* [TASK STATEMENT]:
Find the string "icon" in the entries and copy each line that has it.
********************
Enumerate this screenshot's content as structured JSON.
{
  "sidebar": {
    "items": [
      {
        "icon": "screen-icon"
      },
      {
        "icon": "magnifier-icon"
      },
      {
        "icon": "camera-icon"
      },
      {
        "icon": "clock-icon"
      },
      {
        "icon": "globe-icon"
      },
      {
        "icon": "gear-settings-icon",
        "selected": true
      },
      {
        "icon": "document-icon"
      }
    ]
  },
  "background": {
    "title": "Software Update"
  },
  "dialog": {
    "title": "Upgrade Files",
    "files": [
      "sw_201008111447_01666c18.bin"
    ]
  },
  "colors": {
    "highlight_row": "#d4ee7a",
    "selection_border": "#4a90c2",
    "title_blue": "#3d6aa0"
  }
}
********************
* [ANSWER IN FULL]:
        "icon": "screen-icon"
        "icon": "magnifier-icon"
        "icon": "camera-icon"
        "icon": "clock-icon"
        "icon": "globe-icon"
        "icon": "gear-settings-icon",
        "icon": "document-icon"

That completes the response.